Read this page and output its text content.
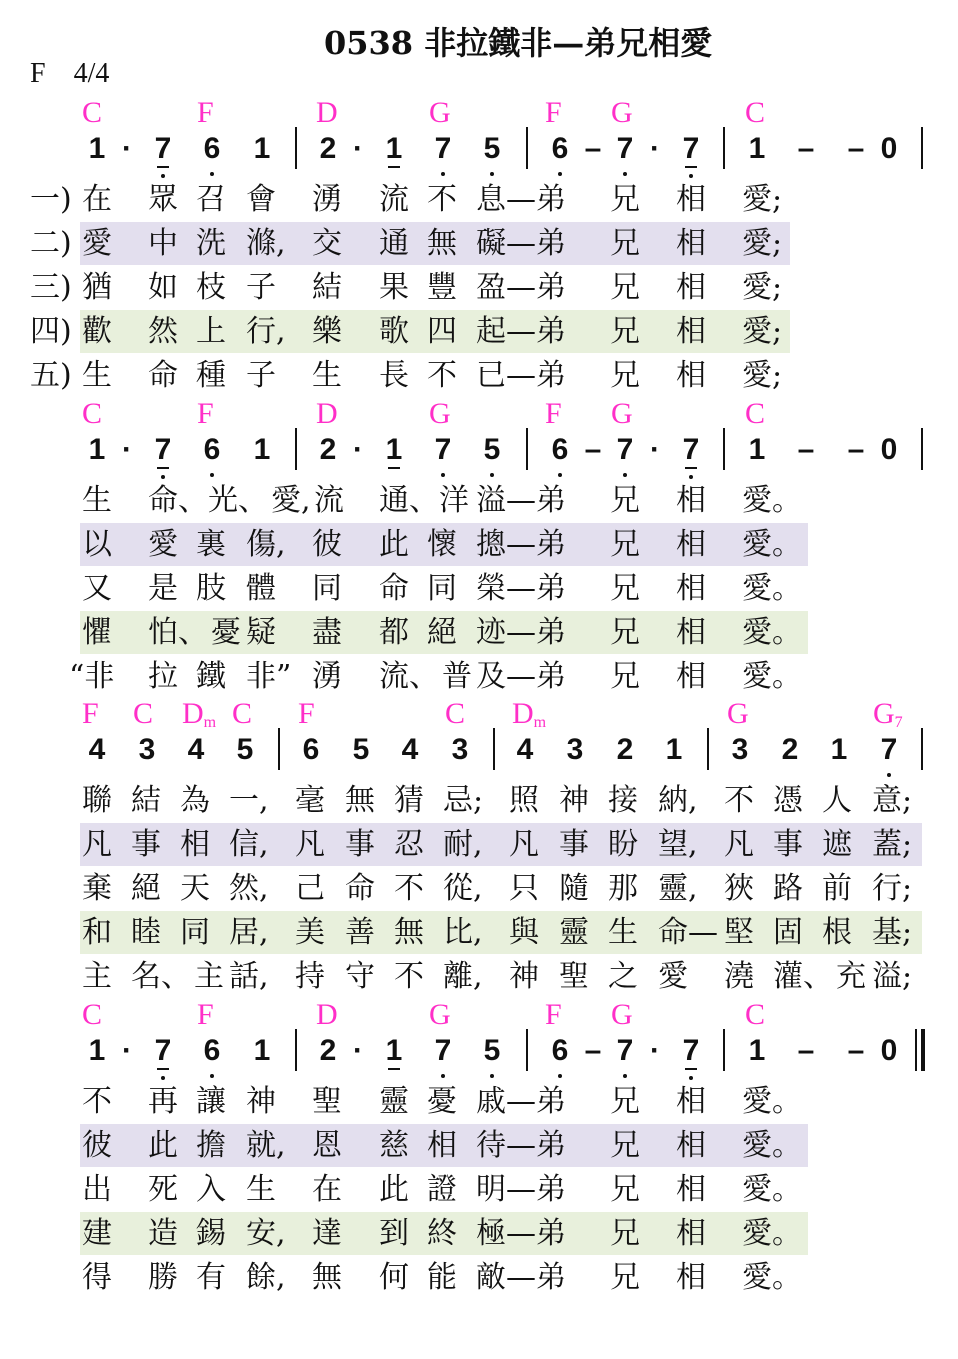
0538 非拉鐵非—弟兄相愛
F 4/4
C	F	D	G	F G	C
1 · 7 6 1 2 · 1 7 5 6 – 7 · 7 1 – – 0
一) 在 眾 召 會 湧 流 不 息—弟 兄 相 愛;
二) 愛 中 洗 滌, 交 通 無 礙—弟 兄 相 愛;
三) 猶 如 枝 子 結 果 豐 盈—弟 兄 相 愛;
四) 歡 然 上 行, 樂 歌 四 起—弟 兄 相 愛;
五) 生 命 種 子 生 長 不 已—弟 兄 相 愛;
C	F	D	G	F G	C
1 · 7 6 1 2 · 1 7 5 6 – 7 · 7 1 – – 0
生 命、光、 愛, 流 通、洋 溢—弟 兄 相 愛。
以 愛 裏 傷, 彼 此 懷 摠—弟 兄 相 愛。
又 是 肢 體 同 命 同 榮—弟 兄 相 愛。
懼 怕、 憂 疑 盡 都 絕 迹—弟 兄 相 愛。
“非 拉 鐵 非” 湧 流、 普 及—弟 兄 相 愛。
F C $D_m$ C F	C $D_m$	G	$G_7$
4 3 4 5 6 5 4 3 4 3 2 1 3 2 1 7
聯 結 為 一, 毫 無 猜 忌; 照 神 接 納, 不 憑 人 意;
凡 事 相 信, 凡 事 忍 耐, 凡 事 盼 望, 凡 事 遮 蓋;
棄 絕 天 然, 己 命 不 從, 只 隨 那 靈, 狹 路 前 行;
和 睦 同 居, 美 善 無 比, 與 靈 生 命— 堅 固 根 基;
主 名、 主 話, 持 守 不 離, 神 聖 之 愛 澆 灌、 充 溢;
C	F	D	G	F G	C
1 · 7 6 1 2 · 1 7 5 6 – 7 · 7 1 – – 0
不 再 讓 神 聖 靈 憂 戚—弟 兄 相 愛。
彼 此 擔 就, 恩 慈 相 待—弟 兄 相 愛。
出 死 入 生 在 此 證 明—弟 兄 相 愛。
建 造 錫 安, 達 到 終 極—弟 兄 相 愛。
得 勝 有 餘, 無 何 能 敵—弟 兄 相 愛。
--------------------------------
#### STATED TASK:
Without the pictures, output the full listing exactly as it stands.

#### ANSWER TO THE TASK:
Read this page and output its text content.
0538 非拉鐵非—弟兄相愛
F 4/4
C	F	D	G	F G	C
1 · 7 6 1 2 · 1 7 5 6 – 7 · 7 1 – – 0
一) 在 眾 召 會 湧 流 不 息—弟 兄 相 愛;
二) 愛 中 洗 滌, 交 通 無 礙—弟 兄 相 愛;
三) 猶 如 枝 子 結 果 豐 盈—弟 兄 相 愛;
四) 歡 然 上 行, 樂 歌 四 起—弟 兄 相 愛;
五) 生 命 種 子 生 長 不 已—弟 兄 相 愛;
C	F	D	G	F G	C
1 · 7 6 1 2 · 1 7 5 6 – 7 · 7 1 – – 0
生 命、光、 愛, 流 通、洋 溢—弟 兄 相 愛。
以 愛 裏 傷, 彼 此 懷 摠—弟 兄 相 愛。
又 是 肢 體 同 命 同 榮—弟 兄 相 愛。
懼 怕、 憂 疑 盡 都 絕 迹—弟 兄 相 愛。
“非 拉 鐵 非” 湧 流、 普 及—弟 兄 相 愛。
F C $D_m$ C F	C $D_m$	G	$G_7$
4 3 4 5 6 5 4 3 4 3 2 1 3 2 1 7
聯 結 為 一, 毫 無 猜 忌; 照 神 接 納, 不 憑 人 意;
凡 事 相 信, 凡 事 忍 耐, 凡 事 盼 望, 凡 事 遮 蓋;
棄 絕 天 然, 己 命 不 從, 只 隨 那 靈, 狹 路 前 行;
和 睦 同 居, 美 善 無 比, 與 靈 生 命— 堅 固 根 基;
主 名、 主 話, 持 守 不 離, 神 聖 之 愛 澆 灌、 充 溢;
C	F	D	G	F G	C
1 · 7 6 1 2 · 1 7 5 6 – 7 · 7 1 – – 0
不 再 讓 神 聖 靈 憂 戚—弟 兄 相 愛。
彼 此 擔 就, 恩 慈 相 待—弟 兄 相 愛。
出 死 入 生 在 此 證 明—弟 兄 相 愛。
建 造 錫 安, 達 到 終 極—弟 兄 相 愛。
得 勝 有 餘, 無 何 能 敵—弟 兄 相 愛。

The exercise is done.